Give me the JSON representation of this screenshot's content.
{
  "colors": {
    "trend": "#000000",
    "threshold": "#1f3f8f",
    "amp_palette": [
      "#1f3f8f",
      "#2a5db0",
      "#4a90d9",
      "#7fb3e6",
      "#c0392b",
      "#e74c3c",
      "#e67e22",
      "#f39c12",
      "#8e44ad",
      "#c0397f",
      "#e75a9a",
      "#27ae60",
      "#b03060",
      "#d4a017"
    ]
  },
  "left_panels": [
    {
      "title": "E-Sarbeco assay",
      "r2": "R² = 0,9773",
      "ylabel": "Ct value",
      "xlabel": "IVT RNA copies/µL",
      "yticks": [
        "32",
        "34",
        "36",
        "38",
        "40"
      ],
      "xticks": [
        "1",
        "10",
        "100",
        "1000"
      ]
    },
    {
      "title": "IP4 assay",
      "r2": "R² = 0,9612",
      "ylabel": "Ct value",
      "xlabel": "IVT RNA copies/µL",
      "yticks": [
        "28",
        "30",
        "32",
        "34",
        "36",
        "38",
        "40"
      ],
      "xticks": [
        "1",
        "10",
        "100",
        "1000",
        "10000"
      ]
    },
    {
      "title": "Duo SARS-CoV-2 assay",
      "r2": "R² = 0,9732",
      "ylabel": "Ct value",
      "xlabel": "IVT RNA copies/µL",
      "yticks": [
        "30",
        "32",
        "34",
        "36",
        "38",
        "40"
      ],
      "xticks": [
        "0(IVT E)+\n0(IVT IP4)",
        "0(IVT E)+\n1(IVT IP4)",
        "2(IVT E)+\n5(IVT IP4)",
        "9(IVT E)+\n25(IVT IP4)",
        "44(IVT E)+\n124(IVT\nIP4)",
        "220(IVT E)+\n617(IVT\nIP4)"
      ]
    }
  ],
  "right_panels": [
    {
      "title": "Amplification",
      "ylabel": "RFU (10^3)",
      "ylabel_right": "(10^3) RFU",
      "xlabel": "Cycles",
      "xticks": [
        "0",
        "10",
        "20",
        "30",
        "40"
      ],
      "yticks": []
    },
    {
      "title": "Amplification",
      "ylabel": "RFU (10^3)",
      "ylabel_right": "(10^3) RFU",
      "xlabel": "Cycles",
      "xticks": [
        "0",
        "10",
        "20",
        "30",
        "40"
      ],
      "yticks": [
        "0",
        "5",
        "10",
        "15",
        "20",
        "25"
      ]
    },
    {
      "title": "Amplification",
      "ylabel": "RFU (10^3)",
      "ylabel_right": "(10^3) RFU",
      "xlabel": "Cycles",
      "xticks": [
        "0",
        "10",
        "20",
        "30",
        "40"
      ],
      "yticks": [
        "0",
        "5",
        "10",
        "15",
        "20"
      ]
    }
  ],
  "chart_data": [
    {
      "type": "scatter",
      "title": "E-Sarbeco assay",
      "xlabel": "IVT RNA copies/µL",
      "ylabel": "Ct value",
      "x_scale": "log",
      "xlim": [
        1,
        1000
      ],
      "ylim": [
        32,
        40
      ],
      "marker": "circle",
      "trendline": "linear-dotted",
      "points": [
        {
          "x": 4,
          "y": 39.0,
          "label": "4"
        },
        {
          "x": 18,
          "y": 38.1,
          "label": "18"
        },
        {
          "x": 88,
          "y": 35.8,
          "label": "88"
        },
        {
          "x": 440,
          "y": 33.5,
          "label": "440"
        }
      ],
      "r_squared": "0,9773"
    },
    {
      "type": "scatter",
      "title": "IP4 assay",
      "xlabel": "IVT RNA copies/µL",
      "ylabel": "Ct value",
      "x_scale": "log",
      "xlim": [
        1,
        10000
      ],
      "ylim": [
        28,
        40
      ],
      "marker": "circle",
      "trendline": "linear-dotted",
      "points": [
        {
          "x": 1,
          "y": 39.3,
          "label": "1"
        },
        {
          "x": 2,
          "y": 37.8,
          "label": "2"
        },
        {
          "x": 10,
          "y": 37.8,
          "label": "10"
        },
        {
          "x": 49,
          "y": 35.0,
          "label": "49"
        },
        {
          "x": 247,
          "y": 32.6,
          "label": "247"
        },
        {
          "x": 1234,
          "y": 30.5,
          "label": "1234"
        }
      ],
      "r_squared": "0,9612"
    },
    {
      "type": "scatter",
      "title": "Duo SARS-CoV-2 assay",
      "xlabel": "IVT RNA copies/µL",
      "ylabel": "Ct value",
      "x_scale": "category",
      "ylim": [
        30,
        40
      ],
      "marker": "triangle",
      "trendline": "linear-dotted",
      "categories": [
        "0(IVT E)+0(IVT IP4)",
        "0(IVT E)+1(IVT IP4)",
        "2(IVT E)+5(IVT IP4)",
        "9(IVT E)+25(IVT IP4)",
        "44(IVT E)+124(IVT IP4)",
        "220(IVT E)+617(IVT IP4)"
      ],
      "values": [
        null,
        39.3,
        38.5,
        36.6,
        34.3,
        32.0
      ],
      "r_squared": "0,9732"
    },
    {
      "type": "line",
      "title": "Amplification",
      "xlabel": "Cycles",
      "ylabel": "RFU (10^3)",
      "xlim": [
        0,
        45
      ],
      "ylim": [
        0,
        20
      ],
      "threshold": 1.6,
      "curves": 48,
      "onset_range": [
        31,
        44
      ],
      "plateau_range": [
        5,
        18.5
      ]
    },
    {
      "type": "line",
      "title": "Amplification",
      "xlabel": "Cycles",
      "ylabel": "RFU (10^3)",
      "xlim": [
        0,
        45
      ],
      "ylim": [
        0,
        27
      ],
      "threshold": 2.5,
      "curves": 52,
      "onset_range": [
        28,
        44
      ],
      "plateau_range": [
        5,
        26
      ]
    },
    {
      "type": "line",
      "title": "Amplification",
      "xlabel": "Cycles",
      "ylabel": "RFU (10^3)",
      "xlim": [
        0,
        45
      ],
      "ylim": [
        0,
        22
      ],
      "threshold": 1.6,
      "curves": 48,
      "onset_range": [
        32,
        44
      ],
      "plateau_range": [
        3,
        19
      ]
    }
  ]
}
◇ ◇ ◇ ◇
→ Exercise directions
Return the material exactly as it stands.

→ Reply
Give me the JSON representation of this screenshot's content.
{
  "colors": {
    "trend": "#000000",
    "threshold": "#1f3f8f",
    "amp_palette": [
      "#1f3f8f",
      "#2a5db0",
      "#4a90d9",
      "#7fb3e6",
      "#c0392b",
      "#e74c3c",
      "#e67e22",
      "#f39c12",
      "#8e44ad",
      "#c0397f",
      "#e75a9a",
      "#27ae60",
      "#b03060",
      "#d4a017"
    ]
  },
  "left_panels": [
    {
      "title": "E-Sarbeco assay",
      "r2": "R² = 0,9773",
      "ylabel": "Ct value",
      "xlabel": "IVT RNA copies/µL",
      "yticks": [
        "32",
        "34",
        "36",
        "38",
        "40"
      ],
      "xticks": [
        "1",
        "10",
        "100",
        "1000"
      ]
    },
    {
      "title": "IP4 assay",
      "r2": "R² = 0,9612",
      "ylabel": "Ct value",
      "xlabel": "IVT RNA copies/µL",
      "yticks": [
        "28",
        "30",
        "32",
        "34",
        "36",
        "38",
        "40"
      ],
      "xticks": [
        "1",
        "10",
        "100",
        "1000",
        "10000"
      ]
    },
    {
      "title": "Duo SARS-CoV-2 assay",
      "r2": "R² = 0,9732",
      "ylabel": "Ct value",
      "xlabel": "IVT RNA copies/µL",
      "yticks": [
        "30",
        "32",
        "34",
        "36",
        "38",
        "40"
      ],
      "xticks": [
        "0(IVT E)+\n0(IVT IP4)",
        "0(IVT E)+\n1(IVT IP4)",
        "2(IVT E)+\n5(IVT IP4)",
        "9(IVT E)+\n25(IVT IP4)",
        "44(IVT E)+\n124(IVT\nIP4)",
        "220(IVT E)+\n617(IVT\nIP4)"
      ]
    }
  ],
  "right_panels": [
    {
      "title": "Amplification",
      "ylabel": "RFU (10^3)",
      "ylabel_right": "(10^3) RFU",
      "xlabel": "Cycles",
      "xticks": [
        "0",
        "10",
        "20",
        "30",
        "40"
      ],
      "yticks": []
    },
    {
      "title": "Amplification",
      "ylabel": "RFU (10^3)",
      "ylabel_right": "(10^3) RFU",
      "xlabel": "Cycles",
      "xticks": [
        "0",
        "10",
        "20",
        "30",
        "40"
      ],
      "yticks": [
        "0",
        "5",
        "10",
        "15",
        "20",
        "25"
      ]
    },
    {
      "title": "Amplification",
      "ylabel": "RFU (10^3)",
      "ylabel_right": "(10^3) RFU",
      "xlabel": "Cycles",
      "xticks": [
        "0",
        "10",
        "20",
        "30",
        "40"
      ],
      "yticks": [
        "0",
        "5",
        "10",
        "15",
        "20"
      ]
    }
  ],
  "chart_data": [
    {
      "type": "scatter",
      "title": "E-Sarbeco assay",
      "xlabel": "IVT RNA copies/µL",
      "ylabel": "Ct value",
      "x_scale": "log",
      "xlim": [
        1,
        1000
      ],
      "ylim": [
        32,
        40
      ],
      "marker": "circle",
      "trendline": "linear-dotted",
      "points": [
        {
          "x": 4,
          "y": 39.0,
          "label": "4"
        },
        {
          "x": 18,
          "y": 38.1,
          "label": "18"
        },
        {
          "x": 88,
          "y": 35.8,
          "label": "88"
        },
        {
          "x": 440,
          "y": 33.5,
          "label": "440"
        }
      ],
      "r_squared": "0,9773"
    },
    {
      "type": "scatter",
      "title": "IP4 assay",
      "xlabel": "IVT RNA copies/µL",
      "ylabel": "Ct value",
      "x_scale": "log",
      "xlim": [
        1,
        10000
      ],
      "ylim": [
        28,
        40
      ],
      "marker": "circle",
      "trendline": "linear-dotted",
      "points": [
        {
          "x": 1,
          "y": 39.3,
          "label": "1"
        },
        {
          "x": 2,
          "y": 37.8,
          "label": "2"
        },
        {
          "x": 10,
          "y": 37.8,
          "label": "10"
        },
        {
          "x": 49,
          "y": 35.0,
          "label": "49"
        },
        {
          "x": 247,
          "y": 32.6,
          "label": "247"
        },
        {
          "x": 1234,
          "y": 30.5,
          "label": "1234"
        }
      ],
      "r_squared": "0,9612"
    },
    {
      "type": "scatter",
      "title": "Duo SARS-CoV-2 assay",
      "xlabel": "IVT RNA copies/µL",
      "ylabel": "Ct value",
      "x_scale": "category",
      "ylim": [
        30,
        40
      ],
      "marker": "triangle",
      "trendline": "linear-dotted",
      "categories": [
        "0(IVT E)+0(IVT IP4)",
        "0(IVT E)+1(IVT IP4)",
        "2(IVT E)+5(IVT IP4)",
        "9(IVT E)+25(IVT IP4)",
        "44(IVT E)+124(IVT IP4)",
        "220(IVT E)+617(IVT IP4)"
      ],
      "values": [
        null,
        39.3,
        38.5,
        36.6,
        34.3,
        32.0
      ],
      "r_squared": "0,9732"
    },
    {
      "type": "line",
      "title": "Amplification",
      "xlabel": "Cycles",
      "ylabel": "RFU (10^3)",
      "xlim": [
        0,
        45
      ],
      "ylim": [
        0,
        20
      ],
      "threshold": 1.6,
      "curves": 48,
      "onset_range": [
        31,
        44
      ],
      "plateau_range": [
        5,
        18.5
      ]
    },
    {
      "type": "line",
      "title": "Amplification",
      "xlabel": "Cycles",
      "ylabel": "RFU (10^3)",
      "xlim": [
        0,
        45
      ],
      "ylim": [
        0,
        27
      ],
      "threshold": 2.5,
      "curves": 52,
      "onset_range": [
        28,
        44
      ],
      "plateau_range": [
        5,
        26
      ]
    },
    {
      "type": "line",
      "title": "Amplification",
      "xlabel": "Cycles",
      "ylabel": "RFU (10^3)",
      "xlim": [
        0,
        45
      ],
      "ylim": [
        0,
        22
      ],
      "threshold": 1.6,
      "curves": 48,
      "onset_range": [
        32,
        44
      ],
      "plateau_range": [
        3,
        19
      ]
    }
  ]
}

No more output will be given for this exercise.